== EXERCISE DESCRIPTION ==
Each entry below must be repeated word for word.

--- START OF ITEMS ---

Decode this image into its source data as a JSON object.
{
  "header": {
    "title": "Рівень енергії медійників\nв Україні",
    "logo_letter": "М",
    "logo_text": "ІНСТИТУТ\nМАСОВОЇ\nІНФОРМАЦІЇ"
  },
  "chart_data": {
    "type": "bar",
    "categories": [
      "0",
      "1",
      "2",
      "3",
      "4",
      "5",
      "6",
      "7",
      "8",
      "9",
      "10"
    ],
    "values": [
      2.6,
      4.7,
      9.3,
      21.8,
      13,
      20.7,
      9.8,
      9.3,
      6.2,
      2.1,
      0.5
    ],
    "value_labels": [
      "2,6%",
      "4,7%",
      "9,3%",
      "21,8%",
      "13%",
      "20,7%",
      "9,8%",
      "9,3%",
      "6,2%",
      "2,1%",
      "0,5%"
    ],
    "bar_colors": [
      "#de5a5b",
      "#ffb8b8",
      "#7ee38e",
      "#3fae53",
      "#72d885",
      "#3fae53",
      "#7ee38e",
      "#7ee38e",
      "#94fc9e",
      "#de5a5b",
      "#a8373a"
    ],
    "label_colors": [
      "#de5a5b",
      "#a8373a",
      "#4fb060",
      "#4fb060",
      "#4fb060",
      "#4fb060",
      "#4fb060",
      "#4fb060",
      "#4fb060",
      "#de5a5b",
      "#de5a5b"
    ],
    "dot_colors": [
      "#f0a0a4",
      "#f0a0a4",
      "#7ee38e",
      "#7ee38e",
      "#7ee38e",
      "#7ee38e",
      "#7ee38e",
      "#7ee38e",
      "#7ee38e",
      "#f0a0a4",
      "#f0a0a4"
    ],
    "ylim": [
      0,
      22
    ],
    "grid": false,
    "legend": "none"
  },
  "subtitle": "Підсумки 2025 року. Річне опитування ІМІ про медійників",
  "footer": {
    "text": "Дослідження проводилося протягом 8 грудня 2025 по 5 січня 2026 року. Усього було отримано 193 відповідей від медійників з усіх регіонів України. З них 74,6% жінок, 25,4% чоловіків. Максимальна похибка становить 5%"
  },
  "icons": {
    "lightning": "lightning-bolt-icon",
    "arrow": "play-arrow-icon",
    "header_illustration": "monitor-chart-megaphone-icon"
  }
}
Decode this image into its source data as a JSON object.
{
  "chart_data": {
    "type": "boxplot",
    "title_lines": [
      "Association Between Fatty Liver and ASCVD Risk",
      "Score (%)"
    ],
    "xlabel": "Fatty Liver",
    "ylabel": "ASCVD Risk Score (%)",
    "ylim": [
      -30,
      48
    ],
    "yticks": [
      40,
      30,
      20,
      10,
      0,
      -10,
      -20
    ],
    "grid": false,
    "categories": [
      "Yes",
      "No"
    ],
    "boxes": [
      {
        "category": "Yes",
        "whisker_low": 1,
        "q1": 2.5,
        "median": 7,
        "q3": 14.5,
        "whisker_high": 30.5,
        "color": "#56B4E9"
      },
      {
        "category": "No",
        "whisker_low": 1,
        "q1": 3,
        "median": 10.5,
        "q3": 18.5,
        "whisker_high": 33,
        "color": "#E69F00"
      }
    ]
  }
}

--- END OF ITEMS ---

== PROBLEM SOLUTION ==
Decode this image into its source data as a JSON object.
{
  "header": {
    "title": "Рівень енергії медійників\nв Україні",
    "logo_letter": "М",
    "logo_text": "ІНСТИТУТ\nМАСОВОЇ\nІНФОРМАЦІЇ"
  },
  "chart_data": {
    "type": "bar",
    "categories": [
      "0",
      "1",
      "2",
      "3",
      "4",
      "5",
      "6",
      "7",
      "8",
      "9",
      "10"
    ],
    "values": [
      2.6,
      4.7,
      9.3,
      21.8,
      13,
      20.7,
      9.8,
      9.3,
      6.2,
      2.1,
      0.5
    ],
    "value_labels": [
      "2,6%",
      "4,7%",
      "9,3%",
      "21,8%",
      "13%",
      "20,7%",
      "9,8%",
      "9,3%",
      "6,2%",
      "2,1%",
      "0,5%"
    ],
    "bar_colors": [
      "#de5a5b",
      "#ffb8b8",
      "#7ee38e",
      "#3fae53",
      "#72d885",
      "#3fae53",
      "#7ee38e",
      "#7ee38e",
      "#94fc9e",
      "#de5a5b",
      "#a8373a"
    ],
    "label_colors": [
      "#de5a5b",
      "#a8373a",
      "#4fb060",
      "#4fb060",
      "#4fb060",
      "#4fb060",
      "#4fb060",
      "#4fb060",
      "#4fb060",
      "#de5a5b",
      "#de5a5b"
    ],
    "dot_colors": [
      "#f0a0a4",
      "#f0a0a4",
      "#7ee38e",
      "#7ee38e",
      "#7ee38e",
      "#7ee38e",
      "#7ee38e",
      "#7ee38e",
      "#7ee38e",
      "#f0a0a4",
      "#f0a0a4"
    ],
    "ylim": [
      0,
      22
    ],
    "grid": false,
    "legend": "none"
  },
  "subtitle": "Підсумки 2025 року. Річне опитування ІМІ про медійників",
  "footer": {
    "text": "Дослідження проводилося протягом 8 грудня 2025 по 5 січня 2026 року. Усього було отримано 193 відповідей від медійників з усіх регіонів України. З них 74,6% жінок, 25,4% чоловіків. Максимальна похибка становить 5%"
  },
  "icons": {
    "lightning": "lightning-bolt-icon",
    "arrow": "play-arrow-icon",
    "header_illustration": "monitor-chart-megaphone-icon"
  }
}
Decode this image into its source data as a JSON object.
{
  "chart_data": {
    "type": "boxplot",
    "title_lines": [
      "Association Between Fatty Liver and ASCVD Risk",
      "Score (%)"
    ],
    "xlabel": "Fatty Liver",
    "ylabel": "ASCVD Risk Score (%)",
    "ylim": [
      -30,
      48
    ],
    "yticks": [
      40,
      30,
      20,
      10,
      0,
      -10,
      -20
    ],
    "grid": false,
    "categories": [
      "Yes",
      "No"
    ],
    "boxes": [
      {
        "category": "Yes",
        "whisker_low": 1,
        "q1": 2.5,
        "median": 7,
        "q3": 14.5,
        "whisker_high": 30.5,
        "color": "#56B4E9"
      },
      {
        "category": "No",
        "whisker_low": 1,
        "q1": 3,
        "median": 10.5,
        "q3": 18.5,
        "whisker_high": 33,
        "color": "#E69F00"
      }
    ]
  }
}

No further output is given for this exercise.